Structured figure records:
* START *
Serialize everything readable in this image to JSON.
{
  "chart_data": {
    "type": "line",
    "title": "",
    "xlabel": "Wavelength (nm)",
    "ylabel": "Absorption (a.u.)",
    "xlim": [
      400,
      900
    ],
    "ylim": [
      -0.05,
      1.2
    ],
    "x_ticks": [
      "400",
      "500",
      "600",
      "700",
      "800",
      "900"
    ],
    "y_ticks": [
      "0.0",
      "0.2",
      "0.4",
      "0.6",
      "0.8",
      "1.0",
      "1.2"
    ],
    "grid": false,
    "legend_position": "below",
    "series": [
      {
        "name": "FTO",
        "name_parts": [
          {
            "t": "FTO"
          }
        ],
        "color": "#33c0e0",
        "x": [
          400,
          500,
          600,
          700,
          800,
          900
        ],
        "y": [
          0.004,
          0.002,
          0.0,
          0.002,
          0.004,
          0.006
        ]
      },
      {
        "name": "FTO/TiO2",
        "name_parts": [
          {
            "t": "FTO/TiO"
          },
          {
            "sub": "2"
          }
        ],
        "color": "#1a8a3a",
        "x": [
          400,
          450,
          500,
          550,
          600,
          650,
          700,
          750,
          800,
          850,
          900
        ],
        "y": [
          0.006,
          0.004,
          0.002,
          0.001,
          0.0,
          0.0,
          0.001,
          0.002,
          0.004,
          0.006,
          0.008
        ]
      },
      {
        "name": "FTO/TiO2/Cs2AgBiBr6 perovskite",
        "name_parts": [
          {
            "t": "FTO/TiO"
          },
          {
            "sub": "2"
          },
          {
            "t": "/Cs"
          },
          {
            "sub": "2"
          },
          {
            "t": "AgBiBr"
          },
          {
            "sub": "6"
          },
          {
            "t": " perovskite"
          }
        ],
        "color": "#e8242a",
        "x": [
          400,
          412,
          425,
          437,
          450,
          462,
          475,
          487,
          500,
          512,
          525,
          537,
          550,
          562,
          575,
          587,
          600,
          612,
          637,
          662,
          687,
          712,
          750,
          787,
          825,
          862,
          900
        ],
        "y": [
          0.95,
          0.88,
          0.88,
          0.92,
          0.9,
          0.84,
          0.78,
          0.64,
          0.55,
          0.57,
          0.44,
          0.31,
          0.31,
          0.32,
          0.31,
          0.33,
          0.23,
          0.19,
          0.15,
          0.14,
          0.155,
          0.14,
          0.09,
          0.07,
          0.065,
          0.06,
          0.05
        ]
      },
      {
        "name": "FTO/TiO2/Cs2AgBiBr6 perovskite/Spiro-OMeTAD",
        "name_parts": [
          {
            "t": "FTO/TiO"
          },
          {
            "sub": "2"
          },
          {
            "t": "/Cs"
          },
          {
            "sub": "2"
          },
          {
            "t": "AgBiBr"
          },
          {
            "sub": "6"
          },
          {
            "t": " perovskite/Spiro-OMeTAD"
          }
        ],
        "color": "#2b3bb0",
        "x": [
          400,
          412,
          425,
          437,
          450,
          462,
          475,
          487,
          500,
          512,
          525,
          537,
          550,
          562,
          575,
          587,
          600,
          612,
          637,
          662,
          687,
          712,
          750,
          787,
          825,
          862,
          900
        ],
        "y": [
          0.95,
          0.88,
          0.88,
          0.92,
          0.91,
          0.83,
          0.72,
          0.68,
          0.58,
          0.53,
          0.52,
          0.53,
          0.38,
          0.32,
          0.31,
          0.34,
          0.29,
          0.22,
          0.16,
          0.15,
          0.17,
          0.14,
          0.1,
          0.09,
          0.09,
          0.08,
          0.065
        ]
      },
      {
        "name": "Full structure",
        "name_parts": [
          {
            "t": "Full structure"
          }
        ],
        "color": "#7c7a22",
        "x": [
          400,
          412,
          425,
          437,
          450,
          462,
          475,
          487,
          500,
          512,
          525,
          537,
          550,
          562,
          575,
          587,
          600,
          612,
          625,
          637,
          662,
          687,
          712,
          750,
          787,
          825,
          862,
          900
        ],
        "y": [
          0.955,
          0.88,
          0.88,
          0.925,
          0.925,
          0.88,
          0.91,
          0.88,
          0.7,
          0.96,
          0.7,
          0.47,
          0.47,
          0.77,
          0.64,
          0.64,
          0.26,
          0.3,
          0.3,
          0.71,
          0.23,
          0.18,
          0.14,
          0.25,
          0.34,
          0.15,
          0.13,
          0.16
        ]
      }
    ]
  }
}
* END *
**EXERCISE:**
Write out the data exactly as it stands.

**RESULT OF THIS EXERCISE:**
Serialize everything readable in this image to JSON.
{
  "chart_data": {
    "type": "line",
    "title": "",
    "xlabel": "Wavelength (nm)",
    "ylabel": "Absorption (a.u.)",
    "xlim": [
      400,
      900
    ],
    "ylim": [
      -0.05,
      1.2
    ],
    "x_ticks": [
      "400",
      "500",
      "600",
      "700",
      "800",
      "900"
    ],
    "y_ticks": [
      "0.0",
      "0.2",
      "0.4",
      "0.6",
      "0.8",
      "1.0",
      "1.2"
    ],
    "grid": false,
    "legend_position": "below",
    "series": [
      {
        "name": "FTO",
        "name_parts": [
          {
            "t": "FTO"
          }
        ],
        "color": "#33c0e0",
        "x": [
          400,
          500,
          600,
          700,
          800,
          900
        ],
        "y": [
          0.004,
          0.002,
          0.0,
          0.002,
          0.004,
          0.006
        ]
      },
      {
        "name": "FTO/TiO2",
        "name_parts": [
          {
            "t": "FTO/TiO"
          },
          {
            "sub": "2"
          }
        ],
        "color": "#1a8a3a",
        "x": [
          400,
          450,
          500,
          550,
          600,
          650,
          700,
          750,
          800,
          850,
          900
        ],
        "y": [
          0.006,
          0.004,
          0.002,
          0.001,
          0.0,
          0.0,
          0.001,
          0.002,
          0.004,
          0.006,
          0.008
        ]
      },
      {
        "name": "FTO/TiO2/Cs2AgBiBr6 perovskite",
        "name_parts": [
          {
            "t": "FTO/TiO"
          },
          {
            "sub": "2"
          },
          {
            "t": "/Cs"
          },
          {
            "sub": "2"
          },
          {
            "t": "AgBiBr"
          },
          {
            "sub": "6"
          },
          {
            "t": " perovskite"
          }
        ],
        "color": "#e8242a",
        "x": [
          400,
          412,
          425,
          437,
          450,
          462,
          475,
          487,
          500,
          512,
          525,
          537,
          550,
          562,
          575,
          587,
          600,
          612,
          637,
          662,
          687,
          712,
          750,
          787,
          825,
          862,
          900
        ],
        "y": [
          0.95,
          0.88,
          0.88,
          0.92,
          0.9,
          0.84,
          0.78,
          0.64,
          0.55,
          0.57,
          0.44,
          0.31,
          0.31,
          0.32,
          0.31,
          0.33,
          0.23,
          0.19,
          0.15,
          0.14,
          0.155,
          0.14,
          0.09,
          0.07,
          0.065,
          0.06,
          0.05
        ]
      },
      {
        "name": "FTO/TiO2/Cs2AgBiBr6 perovskite/Spiro-OMeTAD",
        "name_parts": [
          {
            "t": "FTO/TiO"
          },
          {
            "sub": "2"
          },
          {
            "t": "/Cs"
          },
          {
            "sub": "2"
          },
          {
            "t": "AgBiBr"
          },
          {
            "sub": "6"
          },
          {
            "t": " perovskite/Spiro-OMeTAD"
          }
        ],
        "color": "#2b3bb0",
        "x": [
          400,
          412,
          425,
          437,
          450,
          462,
          475,
          487,
          500,
          512,
          525,
          537,
          550,
          562,
          575,
          587,
          600,
          612,
          637,
          662,
          687,
          712,
          750,
          787,
          825,
          862,
          900
        ],
        "y": [
          0.95,
          0.88,
          0.88,
          0.92,
          0.91,
          0.83,
          0.72,
          0.68,
          0.58,
          0.53,
          0.52,
          0.53,
          0.38,
          0.32,
          0.31,
          0.34,
          0.29,
          0.22,
          0.16,
          0.15,
          0.17,
          0.14,
          0.1,
          0.09,
          0.09,
          0.08,
          0.065
        ]
      },
      {
        "name": "Full structure",
        "name_parts": [
          {
            "t": "Full structure"
          }
        ],
        "color": "#7c7a22",
        "x": [
          400,
          412,
          425,
          437,
          450,
          462,
          475,
          487,
          500,
          512,
          525,
          537,
          550,
          562,
          575,
          587,
          600,
          612,
          625,
          637,
          662,
          687,
          712,
          750,
          787,
          825,
          862,
          900
        ],
        "y": [
          0.955,
          0.88,
          0.88,
          0.925,
          0.925,
          0.88,
          0.91,
          0.88,
          0.7,
          0.96,
          0.7,
          0.47,
          0.47,
          0.77,
          0.64,
          0.64,
          0.26,
          0.3,
          0.3,
          0.71,
          0.23,
          0.18,
          0.14,
          0.25,
          0.34,
          0.15,
          0.13,
          0.16
        ]
      }
    ]
  }
}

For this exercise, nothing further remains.